* _Aim of the exercise_
Among the records that follow, count the lines with the string "caused"; report only that count.

## start

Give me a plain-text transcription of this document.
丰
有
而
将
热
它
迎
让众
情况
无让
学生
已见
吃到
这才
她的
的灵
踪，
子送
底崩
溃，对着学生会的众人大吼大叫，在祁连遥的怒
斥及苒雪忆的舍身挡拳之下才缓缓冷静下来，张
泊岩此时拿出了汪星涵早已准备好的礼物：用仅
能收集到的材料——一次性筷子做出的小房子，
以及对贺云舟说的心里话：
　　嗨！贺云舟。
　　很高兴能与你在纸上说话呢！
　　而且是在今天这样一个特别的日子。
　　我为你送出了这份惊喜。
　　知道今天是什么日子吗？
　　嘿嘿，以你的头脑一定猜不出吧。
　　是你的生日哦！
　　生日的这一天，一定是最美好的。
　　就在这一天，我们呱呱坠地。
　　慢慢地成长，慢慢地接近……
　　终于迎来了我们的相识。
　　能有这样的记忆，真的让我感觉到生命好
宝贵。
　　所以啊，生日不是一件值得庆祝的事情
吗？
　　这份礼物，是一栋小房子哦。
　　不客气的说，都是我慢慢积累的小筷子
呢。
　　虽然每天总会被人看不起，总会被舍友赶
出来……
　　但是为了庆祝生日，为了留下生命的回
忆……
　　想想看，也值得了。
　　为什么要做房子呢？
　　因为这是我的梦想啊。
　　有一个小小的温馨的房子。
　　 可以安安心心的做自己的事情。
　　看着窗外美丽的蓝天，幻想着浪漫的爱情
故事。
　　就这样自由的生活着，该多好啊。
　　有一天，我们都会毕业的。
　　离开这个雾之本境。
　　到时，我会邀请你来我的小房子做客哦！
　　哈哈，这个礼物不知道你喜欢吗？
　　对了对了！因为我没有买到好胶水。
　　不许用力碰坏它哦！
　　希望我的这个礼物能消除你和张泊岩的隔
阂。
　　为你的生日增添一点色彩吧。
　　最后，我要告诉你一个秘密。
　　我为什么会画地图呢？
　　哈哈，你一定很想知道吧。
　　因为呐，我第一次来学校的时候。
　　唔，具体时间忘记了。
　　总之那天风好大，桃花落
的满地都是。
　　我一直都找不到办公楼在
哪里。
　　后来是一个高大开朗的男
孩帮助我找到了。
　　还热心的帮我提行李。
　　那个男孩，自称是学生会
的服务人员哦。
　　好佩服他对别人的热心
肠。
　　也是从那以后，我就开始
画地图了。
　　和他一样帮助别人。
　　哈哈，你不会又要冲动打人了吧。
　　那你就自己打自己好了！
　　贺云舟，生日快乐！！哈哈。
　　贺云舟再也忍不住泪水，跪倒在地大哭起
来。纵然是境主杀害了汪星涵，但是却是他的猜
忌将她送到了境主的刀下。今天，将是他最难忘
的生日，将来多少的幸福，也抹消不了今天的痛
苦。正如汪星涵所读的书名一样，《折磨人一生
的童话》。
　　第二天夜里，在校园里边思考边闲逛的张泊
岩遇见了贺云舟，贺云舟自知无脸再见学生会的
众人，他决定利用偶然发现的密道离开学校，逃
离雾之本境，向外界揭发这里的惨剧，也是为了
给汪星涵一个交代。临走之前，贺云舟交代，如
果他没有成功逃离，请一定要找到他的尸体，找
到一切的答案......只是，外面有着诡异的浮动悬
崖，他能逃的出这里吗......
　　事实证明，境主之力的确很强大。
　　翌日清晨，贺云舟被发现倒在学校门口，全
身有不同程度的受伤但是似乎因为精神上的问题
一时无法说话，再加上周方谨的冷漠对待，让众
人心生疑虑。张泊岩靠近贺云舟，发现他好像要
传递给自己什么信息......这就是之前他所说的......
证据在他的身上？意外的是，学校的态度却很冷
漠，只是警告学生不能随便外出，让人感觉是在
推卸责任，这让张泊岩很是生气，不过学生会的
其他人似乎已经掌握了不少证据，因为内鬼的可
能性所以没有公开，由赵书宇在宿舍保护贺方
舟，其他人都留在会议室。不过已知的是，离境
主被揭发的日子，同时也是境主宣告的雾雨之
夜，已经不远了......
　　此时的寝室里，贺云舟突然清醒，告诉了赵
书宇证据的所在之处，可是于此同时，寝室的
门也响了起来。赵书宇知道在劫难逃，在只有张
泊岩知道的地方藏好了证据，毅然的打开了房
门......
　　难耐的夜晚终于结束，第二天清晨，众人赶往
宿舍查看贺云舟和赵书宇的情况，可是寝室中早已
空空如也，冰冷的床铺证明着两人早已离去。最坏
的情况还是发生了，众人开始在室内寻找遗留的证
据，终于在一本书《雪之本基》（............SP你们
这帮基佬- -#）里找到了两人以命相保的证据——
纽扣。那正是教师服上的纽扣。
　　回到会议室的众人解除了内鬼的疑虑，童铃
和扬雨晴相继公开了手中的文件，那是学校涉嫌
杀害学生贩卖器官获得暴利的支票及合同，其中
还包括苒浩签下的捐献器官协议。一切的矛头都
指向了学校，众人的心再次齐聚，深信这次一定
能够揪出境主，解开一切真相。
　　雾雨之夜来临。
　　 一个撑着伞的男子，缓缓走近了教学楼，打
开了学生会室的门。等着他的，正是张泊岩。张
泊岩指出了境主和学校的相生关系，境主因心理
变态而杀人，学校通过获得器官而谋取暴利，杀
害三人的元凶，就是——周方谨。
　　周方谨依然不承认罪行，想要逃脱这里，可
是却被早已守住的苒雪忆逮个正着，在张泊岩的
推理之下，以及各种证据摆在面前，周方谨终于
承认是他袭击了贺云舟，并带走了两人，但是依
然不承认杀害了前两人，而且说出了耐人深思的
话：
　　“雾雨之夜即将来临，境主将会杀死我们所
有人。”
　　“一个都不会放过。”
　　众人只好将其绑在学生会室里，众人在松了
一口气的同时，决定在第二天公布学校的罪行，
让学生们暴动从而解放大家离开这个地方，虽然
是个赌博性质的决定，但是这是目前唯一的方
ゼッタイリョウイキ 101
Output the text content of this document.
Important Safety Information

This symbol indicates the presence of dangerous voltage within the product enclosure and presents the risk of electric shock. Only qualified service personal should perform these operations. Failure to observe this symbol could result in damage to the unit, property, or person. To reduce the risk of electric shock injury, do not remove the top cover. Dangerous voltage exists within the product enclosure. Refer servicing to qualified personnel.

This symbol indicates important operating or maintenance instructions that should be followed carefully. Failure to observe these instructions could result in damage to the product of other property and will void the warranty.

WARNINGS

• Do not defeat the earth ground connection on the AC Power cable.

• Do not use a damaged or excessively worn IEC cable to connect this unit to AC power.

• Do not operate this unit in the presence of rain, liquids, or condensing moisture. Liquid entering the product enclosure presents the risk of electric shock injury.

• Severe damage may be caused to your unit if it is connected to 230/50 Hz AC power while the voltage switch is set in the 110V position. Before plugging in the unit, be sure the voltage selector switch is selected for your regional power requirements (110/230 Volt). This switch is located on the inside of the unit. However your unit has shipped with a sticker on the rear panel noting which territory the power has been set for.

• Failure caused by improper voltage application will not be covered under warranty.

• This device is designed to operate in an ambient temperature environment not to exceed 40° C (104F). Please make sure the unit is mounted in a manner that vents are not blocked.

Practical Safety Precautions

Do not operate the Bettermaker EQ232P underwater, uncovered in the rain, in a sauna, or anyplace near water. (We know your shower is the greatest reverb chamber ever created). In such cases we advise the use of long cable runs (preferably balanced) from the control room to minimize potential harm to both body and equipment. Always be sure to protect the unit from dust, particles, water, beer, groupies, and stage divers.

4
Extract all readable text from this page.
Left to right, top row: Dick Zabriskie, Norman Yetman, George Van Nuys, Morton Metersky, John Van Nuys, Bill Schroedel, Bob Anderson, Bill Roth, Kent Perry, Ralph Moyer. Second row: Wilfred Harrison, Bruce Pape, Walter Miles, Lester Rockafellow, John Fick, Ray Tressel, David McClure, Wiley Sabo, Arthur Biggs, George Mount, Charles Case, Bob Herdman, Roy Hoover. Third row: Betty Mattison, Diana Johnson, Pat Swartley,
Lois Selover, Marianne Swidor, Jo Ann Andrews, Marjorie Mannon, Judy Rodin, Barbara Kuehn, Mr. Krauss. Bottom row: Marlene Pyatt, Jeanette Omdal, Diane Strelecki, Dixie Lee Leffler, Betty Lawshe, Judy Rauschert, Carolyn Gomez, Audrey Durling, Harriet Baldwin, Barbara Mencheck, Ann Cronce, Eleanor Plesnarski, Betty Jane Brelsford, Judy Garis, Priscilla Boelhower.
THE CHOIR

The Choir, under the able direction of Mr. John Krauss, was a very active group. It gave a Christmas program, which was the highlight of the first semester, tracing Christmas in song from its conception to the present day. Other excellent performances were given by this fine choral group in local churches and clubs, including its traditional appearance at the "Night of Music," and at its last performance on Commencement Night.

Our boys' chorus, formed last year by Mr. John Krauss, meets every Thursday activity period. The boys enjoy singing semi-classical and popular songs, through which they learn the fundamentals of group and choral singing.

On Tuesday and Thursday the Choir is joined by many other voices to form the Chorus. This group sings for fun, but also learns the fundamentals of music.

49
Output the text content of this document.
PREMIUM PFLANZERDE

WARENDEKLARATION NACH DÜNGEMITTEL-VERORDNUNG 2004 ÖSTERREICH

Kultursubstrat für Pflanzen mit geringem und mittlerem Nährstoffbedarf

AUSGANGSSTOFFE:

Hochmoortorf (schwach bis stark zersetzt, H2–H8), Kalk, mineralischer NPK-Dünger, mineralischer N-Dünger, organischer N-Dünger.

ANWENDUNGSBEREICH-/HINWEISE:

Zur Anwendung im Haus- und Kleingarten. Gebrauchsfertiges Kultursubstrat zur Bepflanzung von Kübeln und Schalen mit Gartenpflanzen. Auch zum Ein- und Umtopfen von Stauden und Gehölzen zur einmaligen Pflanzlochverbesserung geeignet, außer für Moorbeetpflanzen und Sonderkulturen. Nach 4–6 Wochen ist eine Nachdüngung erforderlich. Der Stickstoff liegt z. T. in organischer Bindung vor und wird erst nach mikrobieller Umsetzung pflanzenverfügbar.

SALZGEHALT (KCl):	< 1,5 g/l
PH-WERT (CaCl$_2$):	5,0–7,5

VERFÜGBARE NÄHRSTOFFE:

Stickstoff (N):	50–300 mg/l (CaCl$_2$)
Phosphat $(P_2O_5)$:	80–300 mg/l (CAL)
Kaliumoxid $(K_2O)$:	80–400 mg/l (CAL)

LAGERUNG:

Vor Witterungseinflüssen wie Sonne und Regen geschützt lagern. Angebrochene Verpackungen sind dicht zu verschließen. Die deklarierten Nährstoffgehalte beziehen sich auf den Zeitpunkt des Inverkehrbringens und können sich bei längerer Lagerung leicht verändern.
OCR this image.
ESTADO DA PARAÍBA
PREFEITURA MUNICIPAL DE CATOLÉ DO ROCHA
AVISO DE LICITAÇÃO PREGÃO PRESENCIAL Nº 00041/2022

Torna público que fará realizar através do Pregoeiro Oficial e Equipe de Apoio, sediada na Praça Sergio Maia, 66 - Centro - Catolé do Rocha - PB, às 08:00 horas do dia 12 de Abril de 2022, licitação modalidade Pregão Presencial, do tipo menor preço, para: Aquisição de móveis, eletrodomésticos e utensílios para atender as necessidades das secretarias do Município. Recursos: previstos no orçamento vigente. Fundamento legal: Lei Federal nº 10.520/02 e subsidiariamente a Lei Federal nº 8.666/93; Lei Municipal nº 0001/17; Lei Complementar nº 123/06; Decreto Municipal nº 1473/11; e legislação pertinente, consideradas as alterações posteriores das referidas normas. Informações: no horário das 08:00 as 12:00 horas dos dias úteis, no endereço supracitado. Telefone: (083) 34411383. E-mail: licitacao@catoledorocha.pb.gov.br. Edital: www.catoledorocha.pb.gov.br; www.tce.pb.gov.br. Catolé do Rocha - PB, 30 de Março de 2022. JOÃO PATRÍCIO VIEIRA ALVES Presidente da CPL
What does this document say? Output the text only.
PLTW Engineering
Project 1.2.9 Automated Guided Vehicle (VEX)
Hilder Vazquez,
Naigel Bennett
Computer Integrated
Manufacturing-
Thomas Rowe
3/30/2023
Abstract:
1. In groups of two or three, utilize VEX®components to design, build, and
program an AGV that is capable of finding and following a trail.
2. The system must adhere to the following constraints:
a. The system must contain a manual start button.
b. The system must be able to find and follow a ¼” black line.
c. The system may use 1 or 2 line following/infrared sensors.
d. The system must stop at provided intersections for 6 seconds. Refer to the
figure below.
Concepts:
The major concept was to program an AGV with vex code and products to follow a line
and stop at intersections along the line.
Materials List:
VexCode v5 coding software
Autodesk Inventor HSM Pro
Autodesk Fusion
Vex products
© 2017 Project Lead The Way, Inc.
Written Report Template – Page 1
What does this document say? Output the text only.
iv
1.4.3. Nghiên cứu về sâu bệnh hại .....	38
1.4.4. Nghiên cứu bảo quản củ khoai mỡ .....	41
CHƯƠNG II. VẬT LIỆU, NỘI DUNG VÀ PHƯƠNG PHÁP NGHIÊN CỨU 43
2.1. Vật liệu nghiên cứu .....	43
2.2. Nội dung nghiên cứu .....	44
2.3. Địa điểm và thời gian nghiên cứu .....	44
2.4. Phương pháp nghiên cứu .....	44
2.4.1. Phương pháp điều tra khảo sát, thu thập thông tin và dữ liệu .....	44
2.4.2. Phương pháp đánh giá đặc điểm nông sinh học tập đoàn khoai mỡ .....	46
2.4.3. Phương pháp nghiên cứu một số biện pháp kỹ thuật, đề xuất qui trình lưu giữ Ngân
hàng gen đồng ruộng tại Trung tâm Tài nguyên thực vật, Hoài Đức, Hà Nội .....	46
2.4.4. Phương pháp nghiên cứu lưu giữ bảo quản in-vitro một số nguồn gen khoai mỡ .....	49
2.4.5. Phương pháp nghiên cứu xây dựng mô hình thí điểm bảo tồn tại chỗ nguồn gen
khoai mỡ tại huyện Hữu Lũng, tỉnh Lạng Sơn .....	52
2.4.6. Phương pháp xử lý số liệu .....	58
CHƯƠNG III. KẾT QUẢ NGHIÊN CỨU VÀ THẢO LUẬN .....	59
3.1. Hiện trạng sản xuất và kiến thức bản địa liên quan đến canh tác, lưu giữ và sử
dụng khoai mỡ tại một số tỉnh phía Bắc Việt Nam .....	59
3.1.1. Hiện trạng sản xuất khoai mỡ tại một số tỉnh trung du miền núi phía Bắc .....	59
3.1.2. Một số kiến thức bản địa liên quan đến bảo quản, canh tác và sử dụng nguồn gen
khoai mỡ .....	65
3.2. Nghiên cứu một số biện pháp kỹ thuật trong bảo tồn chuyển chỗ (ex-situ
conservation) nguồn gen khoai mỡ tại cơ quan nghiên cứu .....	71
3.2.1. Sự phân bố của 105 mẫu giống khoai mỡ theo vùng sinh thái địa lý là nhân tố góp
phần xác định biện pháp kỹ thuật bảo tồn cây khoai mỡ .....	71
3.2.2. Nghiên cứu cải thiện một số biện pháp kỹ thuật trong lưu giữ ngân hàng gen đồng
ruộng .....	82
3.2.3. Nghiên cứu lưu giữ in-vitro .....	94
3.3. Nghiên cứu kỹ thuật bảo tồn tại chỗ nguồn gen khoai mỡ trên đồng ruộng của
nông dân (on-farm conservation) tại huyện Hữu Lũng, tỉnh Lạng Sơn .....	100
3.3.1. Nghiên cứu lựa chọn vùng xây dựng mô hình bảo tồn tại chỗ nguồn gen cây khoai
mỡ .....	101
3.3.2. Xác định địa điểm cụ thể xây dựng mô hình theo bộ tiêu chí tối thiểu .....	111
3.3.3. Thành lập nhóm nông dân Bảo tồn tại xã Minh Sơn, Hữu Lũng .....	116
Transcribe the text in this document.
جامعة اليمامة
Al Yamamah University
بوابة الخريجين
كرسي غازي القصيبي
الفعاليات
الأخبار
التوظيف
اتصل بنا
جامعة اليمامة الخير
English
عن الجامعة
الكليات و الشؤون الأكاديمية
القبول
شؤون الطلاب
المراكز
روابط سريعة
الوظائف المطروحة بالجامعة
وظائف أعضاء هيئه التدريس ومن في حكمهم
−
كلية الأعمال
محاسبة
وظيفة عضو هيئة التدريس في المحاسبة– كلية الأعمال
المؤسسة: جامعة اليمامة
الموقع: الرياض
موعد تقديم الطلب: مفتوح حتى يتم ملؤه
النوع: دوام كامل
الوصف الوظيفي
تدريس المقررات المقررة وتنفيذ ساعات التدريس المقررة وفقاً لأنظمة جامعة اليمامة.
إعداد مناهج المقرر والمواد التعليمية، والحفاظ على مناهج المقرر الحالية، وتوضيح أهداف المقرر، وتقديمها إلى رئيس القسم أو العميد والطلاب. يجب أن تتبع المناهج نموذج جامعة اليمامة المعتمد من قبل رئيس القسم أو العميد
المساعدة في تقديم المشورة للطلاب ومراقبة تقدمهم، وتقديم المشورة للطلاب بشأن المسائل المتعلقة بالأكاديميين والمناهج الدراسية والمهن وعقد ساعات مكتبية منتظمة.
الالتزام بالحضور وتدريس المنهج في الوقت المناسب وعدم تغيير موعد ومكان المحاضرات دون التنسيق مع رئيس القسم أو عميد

## end

* _Written solution_
2